> WHAT THE TASK ASKS: In the spinning atoms article, rewrite the stretch from "Sponsored by:     3M" through "and laser light.", swapping every "electrons" for "particles".

> SOURCE TEXT:

## Start

Forum for Science, Industry and Business

Sponsored by:     3M 
Search our Site:


Spinning atoms in light crystals

After more than 40 years of intense research, experimental physicists still seek to explore the rich behaviour of electrons confined to a two-dimensional crystalline structure exposed to large magnetic fields.

Now a team of scientists around Prof. Immanuel Bloch (Chair for Experimental Physics at the Ludwig-Maximilians-Universität Munich and Director at MPQ) in collaboration with the theoretical physicist Dr. Belén Paredes (CSIC/UAM Madrid) developed a new experimental method to simulate these systems using a crystal made of neutral atoms and laser light.

Fig. 1 Cyclotron orbits of atoms exposed to extremely strong effective magnetic fields in specially engineered light crystals. The effective field strengths realized in the experiment correspond to tens of thousands of Tesla magnetic field strength applied to a real material. In the experiment the celebrated Hofstadter-Harper as well as the Quantum Spin Hall Hamiltonian could thereby be implemented.

In such artificial quantum matter, the atoms could be exposed to a uniform effective magnetic field several thousand times stronger than in typical condensed matter systems (Phys. Rev. Lett. 111, 185301, 2013).

Charged particles in a magnetic field experience a force perpendicular to their direction of motion – the Lorentz force –, which makes them move on circular (cyclotron) orbits in a plane perpendicular to the magnetic field. A sufficiently strong magnetic field can thereby dramatically change the properties of a material, giving rise to novel quantum phenomena such as the Quantum Hall effect. The cyclotron orbits shrink with increasing magnetic field. For typical field strengths, their size is much larger than the distance between neighbouring ions in the material, and the role of the crystal is negligible. However, for extremely large magnetic fields the two length scales become comparable and the interplay between the magnetic field and the crystal potential leads to striking new effects.

These are manifested for instance in a fractal structure of the energy spectrum, which was first predicted by Douglas Hofstadter in 1976 and is known as the Hofstadter’s butterfly. Many intriguing electronic material properties are related to it, but so far experiments could not explore the full complexity of the problem.

For real materials, entering the Hofstadter regime is typically very challenging because the spacing between neighbouring ions is very small. Therefore inaccessibly large magnetic fields have to be applied. One solution is to synthesize artificial materials with effectively larger lattice constants, such as in two superimposed sheets of graphene and boron-nitride.

The experiments performed by the Munich research team follow an alternative approach. In their experiments large magnetic fields are created artificially by exposing ultracold atoms to specially designed laser fields. The system consists of Rubidium atoms cooled to very low temperatures, which are confined in a period structure formed by standing waves of laser light. “Atoms can only sit in regions of high light intensities and arrange in a 2D structure similar to eggs in an egg carton”, explains Monika Aidelsburger, a physicist in the team of Professor Bloch. “The laser beams play the role of the ion crystal and the atoms the one of the electrons.”

## End

> GIVEN INFORMATION:
## Start

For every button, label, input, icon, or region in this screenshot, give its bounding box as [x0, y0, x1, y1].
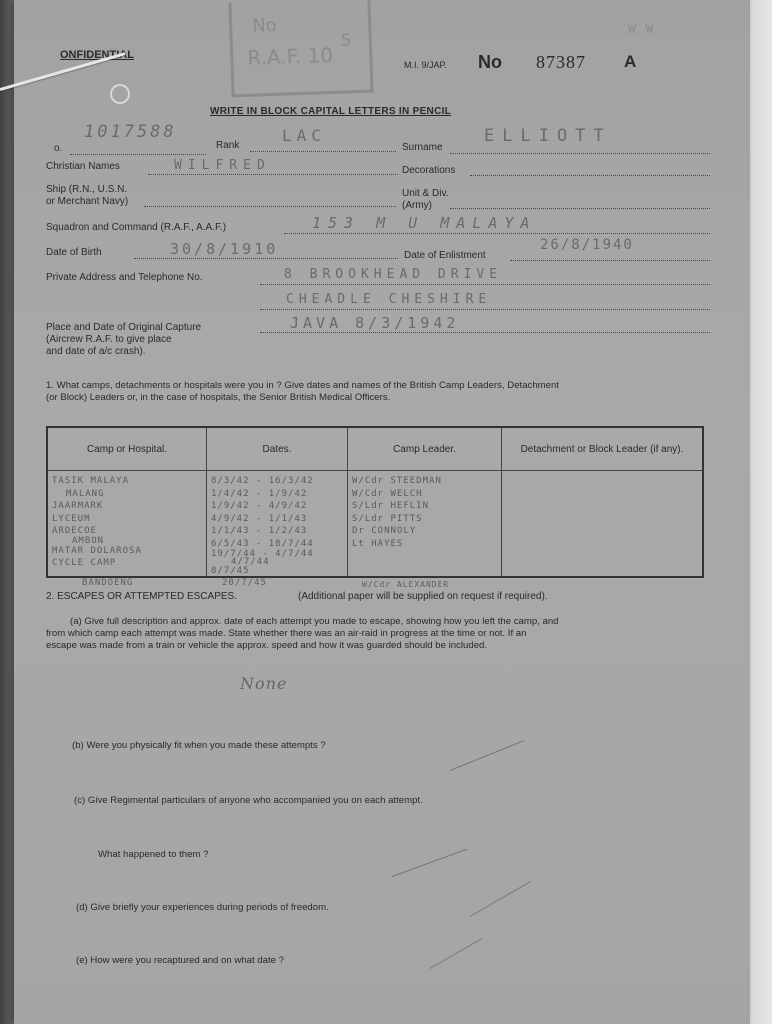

## End

> CORRECT RESPONSE:
Sponsored by:     3M 
Search our Site:


Spinning atoms in light crystals

After more than 40 years of intense research, experimental physicists still seek to explore the rich behaviour of particles confined to a two-dimensional crystalline structure exposed to large magnetic fields.

Now a team of scientists around Prof. Immanuel Bloch (Chair for Experimental Physics at the Ludwig-Maximilians-Universität Munich and Director at MPQ) in collaboration with the theoretical physicist Dr. Belén Paredes (CSIC/UAM Madrid) developed a new experimental method to simulate these systems using a crystal made of neutral atoms and laser light.